-- start --

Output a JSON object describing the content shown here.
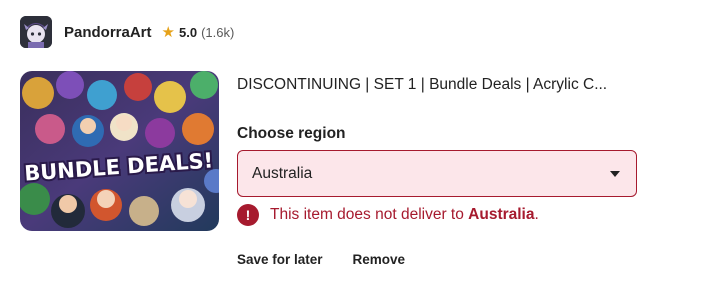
{
  "shop": {
    "name": "PandorraArt",
    "rating": "5.0",
    "review_count": "(1.6k)",
    "star_icon": "star-icon"
  },
  "product": {
    "title": "DISCONTINUING | SET 1 | Bundle Deals | Acrylic C...",
    "image_banner_text": "BUNDLE DEALS!"
  },
  "region": {
    "label": "Choose region",
    "selected": "Australia",
    "caret_icon": "caret-down-icon"
  },
  "error": {
    "icon": "alert-icon",
    "icon_glyph": "!",
    "message_prefix": "This item does not deliver to ",
    "message_region": "Australia",
    "message_suffix": "."
  },
  "actions": {
    "save_label": "Save for later",
    "remove_label": "Remove"
  },
  "colors": {
    "error": "#a61a2e",
    "error_bg": "#fce6ea",
    "star": "#e6a21a"
  }
}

-- end --

• [Goal of the exercise]: Copy the material shown above in full and exactly. Skip the pictures.

• [Solution below]:
Output a JSON object describing the content shown here.
{
  "shop": {
    "name": "PandorraArt",
    "rating": "5.0",
    "review_count": "(1.6k)",
    "star_icon": "star-icon"
  },
  "product": {
    "title": "DISCONTINUING | SET 1 | Bundle Deals | Acrylic C...",
    "image_banner_text": "BUNDLE DEALS!"
  },
  "region": {
    "label": "Choose region",
    "selected": "Australia",
    "caret_icon": "caret-down-icon"
  },
  "error": {
    "icon": "alert-icon",
    "icon_glyph": "!",
    "message_prefix": "This item does not deliver to ",
    "message_region": "Australia",
    "message_suffix": "."
  },
  "actions": {
    "save_label": "Save for later",
    "remove_label": "Remove"
  },
  "colors": {
    "error": "#a61a2e",
    "error_bg": "#fce6ea",
    "star": "#e6a21a"
  }
}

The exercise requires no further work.